### What this task involves:
Select every line of the listing that contains the string "intro", matching case exactly.

★ ★ ★

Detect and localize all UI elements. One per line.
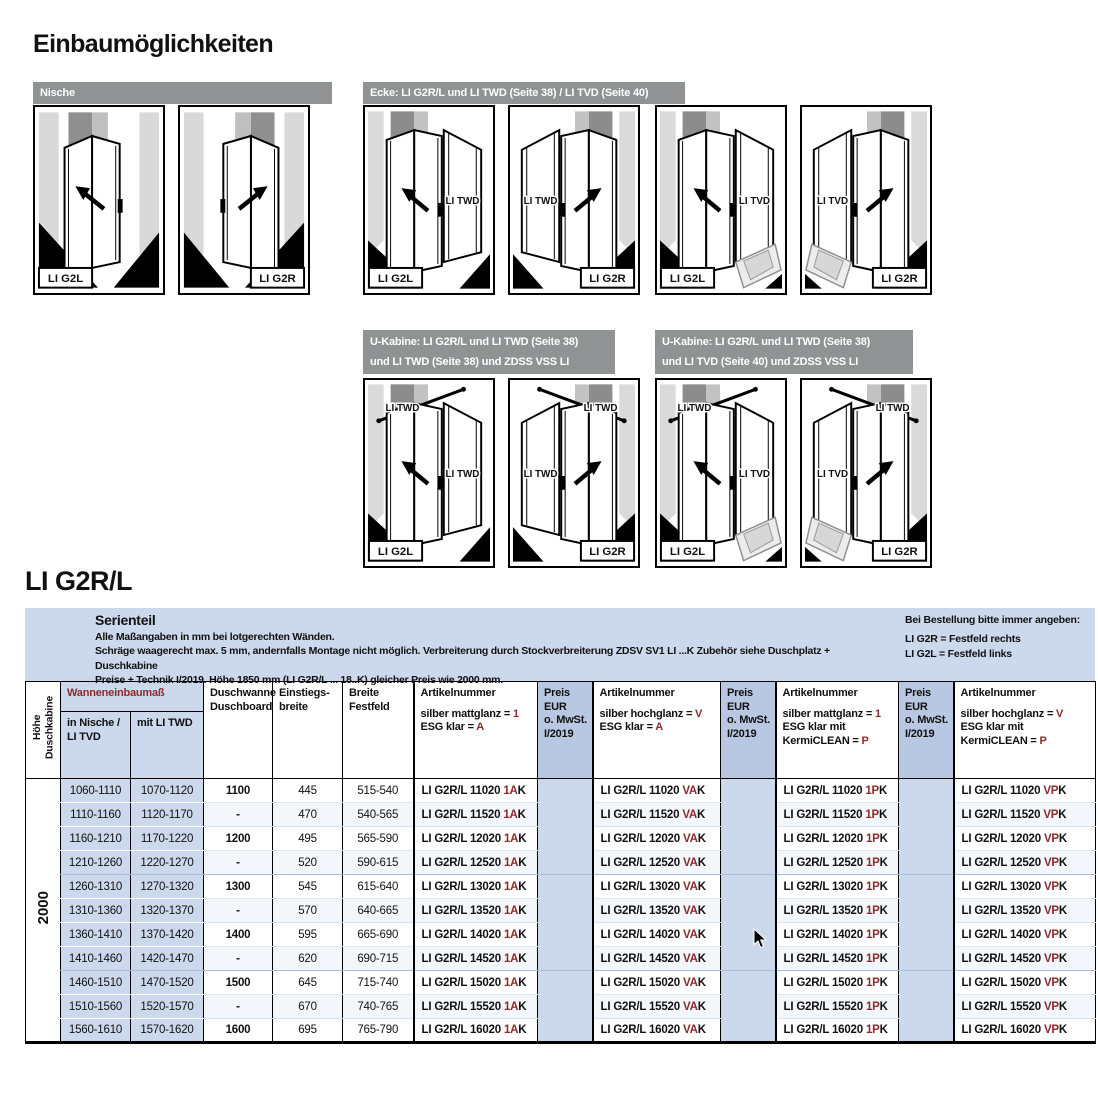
cell-einstiegsbreite: 695 — [273, 1019, 343, 1043]
cell-artikelnummer: LI G2R/L 11520 VAK — [593, 803, 721, 827]
cell-artikelnummer: LI G2R/L 13520 VPK — [954, 899, 1096, 923]
cell-artikelnummer: LI G2R/L 12520 1PK — [776, 851, 899, 875]
cell-wannenmass-nische: 1510-1560 — [61, 995, 131, 1019]
svg-text:LI TWD: LI TWD — [875, 402, 910, 414]
header-preis-1: Preis EUR o. MwSt. I/2019 — [538, 682, 593, 779]
product-title: LI G2R/L — [25, 566, 133, 596]
cell-artikelnummer: LI G2R/L 12020 VPK — [954, 827, 1096, 851]
section-bar-nische-label: Nische — [40, 87, 75, 99]
cell-artikelnummer: LI G2R/L 11520 1AK — [414, 803, 538, 827]
svg-text:LI G2R: LI G2R — [881, 546, 918, 559]
cell-artikelnummer: LI G2R/L 16020 VPK — [954, 1019, 1096, 1043]
diagram-ecke-li-g2l-tvd — [655, 105, 787, 295]
cell-artikelnummer: LI G2R/L 12020 1AK — [414, 827, 538, 851]
cell-einstiegsbreite: 670 — [273, 995, 343, 1019]
svg-text:LI TWD: LI TWD — [523, 195, 558, 207]
cell-preis — [721, 947, 776, 971]
cell-wannenmass-twd: 1320-1370 — [131, 899, 204, 923]
cell-breite-festfeld: 765-790 — [343, 1019, 414, 1043]
table-row — [26, 899, 1096, 923]
cell-artikelnummer: LI G2R/L 13520 1PK — [776, 899, 899, 923]
section-bar-ukabine-links — [363, 330, 615, 374]
order-note — [905, 613, 1093, 662]
section-bar-ukabine-links-line2: und LI TWD (Seite 38) und ZDSS VSS LI — [370, 356, 570, 368]
diagram-nische-li-g2r — [178, 105, 310, 295]
cell-wannenmass-twd: 1120-1170 — [131, 803, 204, 827]
diagram-ecke-li-g2l-twd — [363, 105, 495, 295]
cell-artikelnummer: LI G2R/L 14520 1AK — [414, 947, 538, 971]
svg-text:LI TVD: LI TVD — [738, 195, 771, 207]
cell-preis — [899, 947, 954, 971]
price-table-section — [25, 608, 1095, 1044]
cell-duschwanne: - — [204, 803, 273, 827]
cell-preis — [721, 851, 776, 875]
table-row — [26, 995, 1096, 1019]
svg-text:LI TWD: LI TWD — [583, 402, 618, 414]
cell-artikelnummer: LI G2R/L 16020 1PK — [776, 1019, 899, 1043]
cell-preis — [538, 971, 593, 995]
cell-artikelnummer: LI G2R/L 15520 1PK — [776, 995, 899, 1019]
svg-text:LI G2L: LI G2L — [377, 273, 414, 286]
cell-artikelnummer: LI G2R/L 13020 1PK — [776, 875, 899, 899]
cell-artikelnummer: LI G2R/L 11520 VPK — [954, 803, 1096, 827]
shower-diagram-art — [657, 380, 785, 566]
page-title: Einbaumöglichkeiten — [33, 30, 274, 58]
cell-preis — [721, 899, 776, 923]
shower-diagram-art — [657, 107, 785, 293]
cell-preis — [721, 827, 776, 851]
cell-duschwanne: - — [204, 995, 273, 1019]
diagram-ukabine-li-g2l-twd — [363, 378, 495, 568]
intro-line-2: Schräge waagerecht max. 5 mm, andernfalls Montage nicht möglich. Verbreiterung durch Stockverbreiterung ZDSV SV1 LI ...K Zubehör siehe Duschplatz + Duschkabine — [95, 645, 830, 672]
cell-wannenmass-twd: 1470-1520 — [131, 971, 204, 995]
cell-artikelnummer: LI G2R/L 13020 VPK — [954, 875, 1096, 899]
shower-diagram-art — [35, 107, 163, 293]
cell-einstiegsbreite: 645 — [273, 971, 343, 995]
cell-artikelnummer: LI G2R/L 16020 VAK — [593, 1019, 721, 1043]
section-bar-ukabine-rechts-line1: U-Kabine: LI G2R/L und LI TWD (Seite 38) — [662, 336, 871, 348]
cell-preis — [721, 803, 776, 827]
svg-text:LI TWD: LI TWD — [445, 468, 480, 480]
shower-diagram-art — [802, 380, 930, 566]
cell-einstiegsbreite: 495 — [273, 827, 343, 851]
header-hoehe-duschkabine: Höhe Duschkabine — [26, 682, 61, 779]
cell-artikelnummer: LI G2R/L 13020 VAK — [593, 875, 721, 899]
cell-wannenmass-twd: 1420-1470 — [131, 947, 204, 971]
cell-artikelnummer: LI G2R/L 12020 VAK — [593, 827, 721, 851]
cell-artikelnummer: LI G2R/L 14020 1AK — [414, 923, 538, 947]
cell-artikelnummer: LI G2R/L 13520 VAK — [593, 899, 721, 923]
diagram-ecke-li-g2r-tvd — [800, 105, 932, 295]
cell-breite-festfeld: 665-690 — [343, 923, 414, 947]
cell-preis — [721, 779, 776, 803]
cell-preis — [538, 995, 593, 1019]
shower-diagram-art — [365, 380, 493, 566]
cell-artikelnummer: LI G2R/L 12020 1PK — [776, 827, 899, 851]
cell-artikelnummer: LI G2R/L 11020 VPK — [954, 779, 1096, 803]
cell-preis — [899, 851, 954, 875]
table-row — [26, 923, 1096, 947]
cell-breite-festfeld: 715-740 — [343, 971, 414, 995]
table-row — [26, 779, 1096, 803]
cell-wannenmass-nische: 1360-1410 — [61, 923, 131, 947]
svg-text:LI TVD: LI TVD — [738, 468, 771, 480]
section-bar-ecke — [363, 82, 685, 104]
cell-artikelnummer: LI G2R/L 12520 VAK — [593, 851, 721, 875]
cell-preis — [538, 899, 593, 923]
diagram-nische-li-g2l — [33, 105, 165, 295]
shower-diagram-art — [180, 107, 308, 293]
cell-preis — [899, 923, 954, 947]
article-price-table — [25, 681, 1096, 1044]
cell-einstiegsbreite: 545 — [273, 875, 343, 899]
header-in-nische-li-tvd: in Nische / LI TVD — [61, 712, 131, 779]
header-wanneneinbaumass: Wanneneinbaumaß — [61, 682, 204, 712]
cell-einstiegsbreite: 445 — [273, 779, 343, 803]
cell-breite-festfeld: 540-565 — [343, 803, 414, 827]
cell-artikelnummer: LI G2R/L 15520 VAK — [593, 995, 721, 1019]
cell-preis — [538, 803, 593, 827]
cell-artikelnummer: LI G2R/L 14020 VAK — [593, 923, 721, 947]
cell-duschwanne: 1200 — [204, 827, 273, 851]
cell-preis — [899, 875, 954, 899]
table-row — [26, 947, 1096, 971]
shower-diagram-art — [802, 107, 930, 293]
cell-preis — [538, 851, 593, 875]
section-bar-ecke-label: Ecke: LI G2R/L und LI TWD (Seite 38) / LI TVD (Seite 40) — [370, 87, 649, 99]
cell-wannenmass-nische: 1460-1510 — [61, 971, 131, 995]
cell-artikelnummer: LI G2R/L 13020 1AK — [414, 875, 538, 899]
cell-duschwanne: 1300 — [204, 875, 273, 899]
cell-breite-festfeld: 740-765 — [343, 995, 414, 1019]
cell-preis — [899, 1019, 954, 1043]
cell-duschwanne: - — [204, 851, 273, 875]
cell-artikelnummer: LI G2R/L 14020 VPK — [954, 923, 1096, 947]
svg-text:LI G2L: LI G2L — [377, 546, 414, 559]
section-bar-ukabine-rechts-line2: und LI TVD (Seite 40) und ZDSS VSS LI — [662, 356, 859, 368]
cell-artikelnummer: LI G2R/L 14520 VAK — [593, 947, 721, 971]
table-row — [26, 971, 1096, 995]
svg-text:LI G2R: LI G2R — [589, 273, 626, 286]
cell-wannenmass-nische: 1560-1610 — [61, 1019, 131, 1043]
cell-artikelnummer: LI G2R/L 14520 1PK — [776, 947, 899, 971]
cell-preis — [721, 875, 776, 899]
cell-preis — [899, 899, 954, 923]
cell-artikelnummer: LI G2R/L 14520 VPK — [954, 947, 1096, 971]
cell-duschwanne: 1400 — [204, 923, 273, 947]
order-note-title: Bei Bestellung bitte immer angeben: — [905, 614, 1081, 626]
table-row — [26, 827, 1096, 851]
cell-einstiegsbreite: 520 — [273, 851, 343, 875]
header-mit-li-twd: mit LI TWD — [131, 712, 204, 779]
cell-wannenmass-twd: 1370-1420 — [131, 923, 204, 947]
order-note-line2: LI G2L = Festfeld links — [905, 648, 1012, 660]
cell-preis — [899, 803, 954, 827]
table-row — [26, 1019, 1096, 1043]
table-intro-text — [95, 613, 890, 688]
cell-artikelnummer: LI G2R/L 11020 1AK — [414, 779, 538, 803]
cell-breite-festfeld: 690-715 — [343, 947, 414, 971]
cell-breite-festfeld: 515-540 — [343, 779, 414, 803]
cell-artikelnummer: LI G2R/L 16020 1AK — [414, 1019, 538, 1043]
cell-wannenmass-nische: 1310-1360 — [61, 899, 131, 923]
cell-preis — [899, 827, 954, 851]
cell-artikelnummer: LI G2R/L 11020 1PK — [776, 779, 899, 803]
order-note-line1: LI G2R = Festfeld rechts — [905, 633, 1021, 645]
cell-preis — [538, 1019, 593, 1043]
section-bar-ukabine-links-line1: U-Kabine: LI G2R/L und LI TWD (Seite 38) — [370, 336, 579, 348]
cell-preis — [538, 875, 593, 899]
cell-wannenmass-nische: 1210-1260 — [61, 851, 131, 875]
table-row — [26, 803, 1096, 827]
header-artikelnummer-vak: Artikelnummer silber hochglanz = V ESG klar = A — [593, 682, 721, 779]
cell-breite-festfeld: 640-665 — [343, 899, 414, 923]
cell-einstiegsbreite: 470 — [273, 803, 343, 827]
svg-text:LI G2R: LI G2R — [259, 273, 296, 286]
cell-preis — [899, 995, 954, 1019]
cell-breite-festfeld: 565-590 — [343, 827, 414, 851]
section-bar-nische — [33, 82, 332, 104]
cell-einstiegsbreite: 620 — [273, 947, 343, 971]
cell-wannenmass-nische: 1260-1310 — [61, 875, 131, 899]
cell-wannenmass-nische: 1410-1460 — [61, 947, 131, 971]
cell-artikelnummer: LI G2R/L 14020 1PK — [776, 923, 899, 947]
cell-wannenmass-nische: 1060-1110 — [61, 779, 131, 803]
header-preis-2: Preis EUR o. MwSt. I/2019 — [721, 682, 776, 779]
cell-breite-festfeld: 590-615 — [343, 851, 414, 875]
cell-wannenmass-twd: 1270-1320 — [131, 875, 204, 899]
cell-artikelnummer: LI G2R/L 15520 VPK — [954, 995, 1096, 1019]
shower-diagram-art — [510, 107, 638, 293]
diagram-ukabine-li-g2r-twd — [508, 378, 640, 568]
diagram-ukabine-li-g2r-tvd — [800, 378, 932, 568]
cell-artikelnummer: LI G2R/L 12520 VPK — [954, 851, 1096, 875]
cell-preis — [538, 947, 593, 971]
cell-artikelnummer: LI G2R/L 12520 1AK — [414, 851, 538, 875]
header-artikelnummer-1ak: Artikelnummer silber mattglanz = 1 ESG klar = A — [414, 682, 538, 779]
shower-diagram-art — [510, 380, 638, 566]
cell-artikelnummer: LI G2R/L 15020 1PK — [776, 971, 899, 995]
cell-wannenmass-nische: 1110-1160 — [61, 803, 131, 827]
cell-artikelnummer: LI G2R/L 11020 VAK — [593, 779, 721, 803]
cell-duschwanne: - — [204, 899, 273, 923]
cell-artikelnummer: LI G2R/L 15020 VAK — [593, 971, 721, 995]
cell-duschwanne: 1100 — [204, 779, 273, 803]
header-einstiegsbreite: Einstiegs- breite — [273, 682, 343, 779]
table-intro — [25, 608, 1095, 686]
cell-preis — [899, 779, 954, 803]
cell-breite-festfeld: 615-640 — [343, 875, 414, 899]
cell-artikelnummer: LI G2R/L 15520 1AK — [414, 995, 538, 1019]
mouse-cursor-icon — [753, 928, 768, 949]
cell-artikelnummer: LI G2R/L 15020 VPK — [954, 971, 1096, 995]
header-artikelnummer-1pk: Artikelnummer silber mattglanz = 1 ESG klar mit KermiCLEAN = P — [776, 682, 899, 779]
svg-text:LI TVD: LI TVD — [816, 195, 849, 207]
cell-wannenmass-twd: 1220-1270 — [131, 851, 204, 875]
height-group-label: 2000 — [26, 779, 61, 1043]
header-breite-festfeld: Breite Festfeld — [343, 682, 414, 779]
section-bar-ukabine-rechts — [655, 330, 913, 374]
svg-text:LI TWD: LI TWD — [385, 402, 420, 414]
intro-line-3: Preise + Technik I/2019. Höhe 1850 mm (LI G2R/L ... 18..K) gleicher Preis wie 2000 mm. — [95, 674, 503, 686]
table-row — [26, 875, 1096, 899]
cell-wannenmass-twd: 1570-1620 — [131, 1019, 204, 1043]
cell-preis — [721, 995, 776, 1019]
cell-artikelnummer: LI G2R/L 15020 1AK — [414, 971, 538, 995]
svg-text:LI G2R: LI G2R — [589, 546, 626, 559]
cell-wannenmass-twd: 1070-1120 — [131, 779, 204, 803]
svg-text:LI TWD: LI TWD — [445, 195, 480, 207]
cell-wannenmass-twd: 1520-1570 — [131, 995, 204, 1019]
cell-preis — [899, 971, 954, 995]
cell-preis — [721, 971, 776, 995]
diagram-ukabine-li-g2l-tvd — [655, 378, 787, 568]
cell-wannenmass-twd: 1170-1220 — [131, 827, 204, 851]
shower-diagram-art — [365, 107, 493, 293]
cell-einstiegsbreite: 570 — [273, 899, 343, 923]
svg-text:LI G2R: LI G2R — [881, 273, 918, 286]
cell-artikelnummer: LI G2R/L 13520 1AK — [414, 899, 538, 923]
svg-text:LI TVD: LI TVD — [816, 468, 849, 480]
cell-duschwanne: 1600 — [204, 1019, 273, 1043]
diagram-ecke-li-g2r-twd — [508, 105, 640, 295]
cell-artikelnummer: LI G2R/L 11520 1PK — [776, 803, 899, 827]
cell-wannenmass-nische: 1160-1210 — [61, 827, 131, 851]
cell-preis — [538, 923, 593, 947]
cell-preis — [721, 1019, 776, 1043]
header-artikelnummer-vpk: Artikelnummer silber hochglanz = V ESG klar mit KermiCLEAN = P — [954, 682, 1096, 779]
cell-duschwanne: 1500 — [204, 971, 273, 995]
cell-duschwanne: - — [204, 947, 273, 971]
cell-einstiegsbreite: 595 — [273, 923, 343, 947]
serienteil-title: Serienteil — [95, 612, 156, 628]
svg-text:LI TWD: LI TWD — [523, 468, 558, 480]
svg-text:LI G2L: LI G2L — [47, 273, 84, 286]
cell-preis — [538, 779, 593, 803]
header-duschwanne: Duschwanne Duschboard — [204, 682, 273, 779]
table-row — [26, 851, 1096, 875]
svg-text:LI G2L: LI G2L — [669, 273, 706, 286]
header-preis-3: Preis EUR o. MwSt. I/2019 — [899, 682, 954, 779]
cell-preis — [538, 827, 593, 851]
table-body — [26, 779, 1096, 1043]
intro-line-1: Alle Maßangaben in mm bei lotgerechten Wänden. — [95, 630, 335, 643]
svg-text:LI G2L: LI G2L — [669, 546, 706, 559]
svg-text:LI TWD: LI TWD — [677, 402, 712, 414]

★ ★ ★

### Solution for this problem:
intro-line-2: Schräge waagerecht max. 5 mm, andernfalls Montage nicht möglich. Verbreiterung durch Stockverbreiterung ZDSV SV1 LI ...K Zubehör siehe Duschplatz + Duschkabine — [95, 645, 830, 672]
table-intro-text — [95, 613, 890, 688]
table-intro — [25, 608, 1095, 686]
intro-line-3: Preise + Technik I/2019. Höhe 1850 mm (LI G2R/L ... 18..K) gleicher Preis wie 2000 mm. — [95, 674, 503, 686]
intro-line-1: Alle Maßangaben in mm bei lotgerechten Wänden. — [95, 630, 335, 643]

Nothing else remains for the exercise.